TASK INSTRUCTIONS: Return every entry exactly as written.

>>>>

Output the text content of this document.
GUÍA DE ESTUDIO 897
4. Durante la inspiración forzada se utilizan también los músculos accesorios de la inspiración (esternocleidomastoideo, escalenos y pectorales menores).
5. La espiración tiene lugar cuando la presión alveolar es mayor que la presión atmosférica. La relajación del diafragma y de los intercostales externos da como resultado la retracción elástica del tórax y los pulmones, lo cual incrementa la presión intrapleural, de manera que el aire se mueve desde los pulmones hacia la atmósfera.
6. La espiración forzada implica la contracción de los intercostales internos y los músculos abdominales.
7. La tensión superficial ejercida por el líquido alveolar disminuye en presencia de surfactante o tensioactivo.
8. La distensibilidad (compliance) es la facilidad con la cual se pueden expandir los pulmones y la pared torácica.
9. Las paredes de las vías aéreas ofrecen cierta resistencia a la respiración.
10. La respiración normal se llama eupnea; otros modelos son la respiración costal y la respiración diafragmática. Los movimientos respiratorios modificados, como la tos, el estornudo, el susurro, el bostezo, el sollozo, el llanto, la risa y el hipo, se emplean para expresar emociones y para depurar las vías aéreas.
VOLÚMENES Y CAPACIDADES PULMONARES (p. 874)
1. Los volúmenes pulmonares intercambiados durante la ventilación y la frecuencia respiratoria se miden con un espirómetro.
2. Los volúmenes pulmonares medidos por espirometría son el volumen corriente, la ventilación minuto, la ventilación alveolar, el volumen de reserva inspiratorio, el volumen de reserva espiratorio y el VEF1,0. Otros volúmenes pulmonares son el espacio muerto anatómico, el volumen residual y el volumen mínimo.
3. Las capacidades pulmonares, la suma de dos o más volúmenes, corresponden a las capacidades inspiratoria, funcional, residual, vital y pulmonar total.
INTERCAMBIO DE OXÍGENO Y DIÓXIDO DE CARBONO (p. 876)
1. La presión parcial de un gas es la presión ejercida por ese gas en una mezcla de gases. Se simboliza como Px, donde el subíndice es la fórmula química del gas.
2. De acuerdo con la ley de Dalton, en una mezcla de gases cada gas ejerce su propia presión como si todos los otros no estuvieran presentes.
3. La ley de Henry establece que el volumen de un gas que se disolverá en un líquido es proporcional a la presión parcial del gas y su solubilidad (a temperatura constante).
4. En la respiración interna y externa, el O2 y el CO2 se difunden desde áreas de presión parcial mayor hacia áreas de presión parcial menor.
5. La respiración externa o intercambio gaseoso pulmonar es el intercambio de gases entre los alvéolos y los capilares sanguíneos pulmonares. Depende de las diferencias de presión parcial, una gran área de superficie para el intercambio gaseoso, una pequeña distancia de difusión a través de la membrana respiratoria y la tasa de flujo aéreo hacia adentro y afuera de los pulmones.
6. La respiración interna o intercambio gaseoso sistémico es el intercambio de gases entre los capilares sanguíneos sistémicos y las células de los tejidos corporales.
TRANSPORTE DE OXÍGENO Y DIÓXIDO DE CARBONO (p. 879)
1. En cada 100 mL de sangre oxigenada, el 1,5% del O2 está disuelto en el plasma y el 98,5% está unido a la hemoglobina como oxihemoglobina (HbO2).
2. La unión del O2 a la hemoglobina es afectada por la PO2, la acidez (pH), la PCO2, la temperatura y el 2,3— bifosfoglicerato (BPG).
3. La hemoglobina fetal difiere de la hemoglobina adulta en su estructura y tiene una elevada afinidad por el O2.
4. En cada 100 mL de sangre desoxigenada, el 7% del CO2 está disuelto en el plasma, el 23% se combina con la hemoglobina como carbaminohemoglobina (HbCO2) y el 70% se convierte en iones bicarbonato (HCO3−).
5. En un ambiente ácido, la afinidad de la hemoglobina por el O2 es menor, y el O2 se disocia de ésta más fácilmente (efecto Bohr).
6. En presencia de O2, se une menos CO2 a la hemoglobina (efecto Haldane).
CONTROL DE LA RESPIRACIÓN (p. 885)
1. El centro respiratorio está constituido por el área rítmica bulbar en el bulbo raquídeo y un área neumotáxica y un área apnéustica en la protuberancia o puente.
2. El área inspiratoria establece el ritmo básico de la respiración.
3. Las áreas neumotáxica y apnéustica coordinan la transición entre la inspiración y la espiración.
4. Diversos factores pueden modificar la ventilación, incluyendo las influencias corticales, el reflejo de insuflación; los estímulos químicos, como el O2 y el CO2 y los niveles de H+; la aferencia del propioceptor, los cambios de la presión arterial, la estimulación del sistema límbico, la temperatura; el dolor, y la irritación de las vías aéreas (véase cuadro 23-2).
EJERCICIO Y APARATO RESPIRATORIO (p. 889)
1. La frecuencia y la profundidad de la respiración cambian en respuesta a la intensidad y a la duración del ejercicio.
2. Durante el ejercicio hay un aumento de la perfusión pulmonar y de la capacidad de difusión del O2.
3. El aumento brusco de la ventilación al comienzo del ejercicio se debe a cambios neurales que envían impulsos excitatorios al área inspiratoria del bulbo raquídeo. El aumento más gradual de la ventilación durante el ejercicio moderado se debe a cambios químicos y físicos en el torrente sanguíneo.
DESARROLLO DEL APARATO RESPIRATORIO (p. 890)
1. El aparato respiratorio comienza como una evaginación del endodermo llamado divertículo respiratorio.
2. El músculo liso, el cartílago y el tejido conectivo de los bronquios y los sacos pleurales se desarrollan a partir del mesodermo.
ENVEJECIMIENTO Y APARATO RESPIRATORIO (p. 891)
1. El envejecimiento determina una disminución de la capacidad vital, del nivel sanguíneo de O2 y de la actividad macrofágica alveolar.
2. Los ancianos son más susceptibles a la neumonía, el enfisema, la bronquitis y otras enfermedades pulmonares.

<<<<

OUTPUT:
Output the text content of this document.
GUÍA DE ESTUDIO 897
4. Durante la inspiración forzada se utilizan también los músculos accesorios de la inspiración (esternocleidomastoideo, escalenos y pectorales menores).
5. La espiración tiene lugar cuando la presión alveolar es mayor que la presión atmosférica. La relajación del diafragma y de los intercostales externos da como resultado la retracción elástica del tórax y los pulmones, lo cual incrementa la presión intrapleural, de manera que el aire se mueve desde los pulmones hacia la atmósfera.
6. La espiración forzada implica la contracción de los intercostales internos y los músculos abdominales.
7. La tensión superficial ejercida por el líquido alveolar disminuye en presencia de surfactante o tensioactivo.
8. La distensibilidad (compliance) es la facilidad con la cual se pueden expandir los pulmones y la pared torácica.
9. Las paredes de las vías aéreas ofrecen cierta resistencia a la respiración.
10. La respiración normal se llama eupnea; otros modelos son la respiración costal y la respiración diafragmática. Los movimientos respiratorios modificados, como la tos, el estornudo, el susurro, el bostezo, el sollozo, el llanto, la risa y el hipo, se emplean para expresar emociones y para depurar las vías aéreas.
VOLÚMENES Y CAPACIDADES PULMONARES (p. 874)
1. Los volúmenes pulmonares intercambiados durante la ventilación y la frecuencia respiratoria se miden con un espirómetro.
2. Los volúmenes pulmonares medidos por espirometría son el volumen corriente, la ventilación minuto, la ventilación alveolar, el volumen de reserva inspiratorio, el volumen de reserva espiratorio y el VEF1,0. Otros volúmenes pulmonares son el espacio muerto anatómico, el volumen residual y el volumen mínimo.
3. Las capacidades pulmonares, la suma de dos o más volúmenes, corresponden a las capacidades inspiratoria, funcional, residual, vital y pulmonar total.
INTERCAMBIO DE OXÍGENO Y DIÓXIDO DE CARBONO (p. 876)
1. La presión parcial de un gas es la presión ejercida por ese gas en una mezcla de gases. Se simboliza como Px, donde el subíndice es la fórmula química del gas.
2. De acuerdo con la ley de Dalton, en una mezcla de gases cada gas ejerce su propia presión como si todos los otros no estuvieran presentes.
3. La ley de Henry establece que el volumen de un gas que se disolverá en un líquido es proporcional a la presión parcial del gas y su solubilidad (a temperatura constante).
4. En la respiración interna y externa, el O2 y el CO2 se difunden desde áreas de presión parcial mayor hacia áreas de presión parcial menor.
5. La respiración externa o intercambio gaseoso pulmonar es el intercambio de gases entre los alvéolos y los capilares sanguíneos pulmonares. Depende de las diferencias de presión parcial, una gran área de superficie para el intercambio gaseoso, una pequeña distancia de difusión a través de la membrana respiratoria y la tasa de flujo aéreo hacia adentro y afuera de los pulmones.
6. La respiración interna o intercambio gaseoso sistémico es el intercambio de gases entre los capilares sanguíneos sistémicos y las células de los tejidos corporales.
TRANSPORTE DE OXÍGENO Y DIÓXIDO DE CARBONO (p. 879)
1. En cada 100 mL de sangre oxigenada, el 1,5% del O2 está disuelto en el plasma y el 98,5% está unido a la hemoglobina como oxihemoglobina (HbO2).
2. La unión del O2 a la hemoglobina es afectada por la PO2, la acidez (pH), la PCO2, la temperatura y el 2,3— bifosfoglicerato (BPG).
3. La hemoglobina fetal difiere de la hemoglobina adulta en su estructura y tiene una elevada afinidad por el O2.
4. En cada 100 mL de sangre desoxigenada, el 7% del CO2 está disuelto en el plasma, el 23% se combina con la hemoglobina como carbaminohemoglobina (HbCO2) y el 70% se convierte en iones bicarbonato (HCO3−).
5. En un ambiente ácido, la afinidad de la hemoglobina por el O2 es menor, y el O2 se disocia de ésta más fácilmente (efecto Bohr).
6. En presencia de O2, se une menos CO2 a la hemoglobina (efecto Haldane).
CONTROL DE LA RESPIRACIÓN (p. 885)
1. El centro respiratorio está constituido por el área rítmica bulbar en el bulbo raquídeo y un área neumotáxica y un área apnéustica en la protuberancia o puente.
2. El área inspiratoria establece el ritmo básico de la respiración.
3. Las áreas neumotáxica y apnéustica coordinan la transición entre la inspiración y la espiración.
4. Diversos factores pueden modificar la ventilación, incluyendo las influencias corticales, el reflejo de insuflación; los estímulos químicos, como el O2 y el CO2 y los niveles de H+; la aferencia del propioceptor, los cambios de la presión arterial, la estimulación del sistema límbico, la temperatura; el dolor, y la irritación de las vías aéreas (véase cuadro 23-2).
EJERCICIO Y APARATO RESPIRATORIO (p. 889)
1. La frecuencia y la profundidad de la respiración cambian en respuesta a la intensidad y a la duración del ejercicio.
2. Durante el ejercicio hay un aumento de la perfusión pulmonar y de la capacidad de difusión del O2.
3. El aumento brusco de la ventilación al comienzo del ejercicio se debe a cambios neurales que envían impulsos excitatorios al área inspiratoria del bulbo raquídeo. El aumento más gradual de la ventilación durante el ejercicio moderado se debe a cambios químicos y físicos en el torrente sanguíneo.
DESARROLLO DEL APARATO RESPIRATORIO (p. 890)
1. El aparato respiratorio comienza como una evaginación del endodermo llamado divertículo respiratorio.
2. El músculo liso, el cartílago y el tejido conectivo de los bronquios y los sacos pleurales se desarrollan a partir del mesodermo.
ENVEJECIMIENTO Y APARATO RESPIRATORIO (p. 891)
1. El envejecimiento determina una disminución de la capacidad vital, del nivel sanguíneo de O2 y de la actividad macrofágica alveolar.
2. Los ancianos son más susceptibles a la neumonía, el enfisema, la bronquitis y otras enfermedades pulmonares.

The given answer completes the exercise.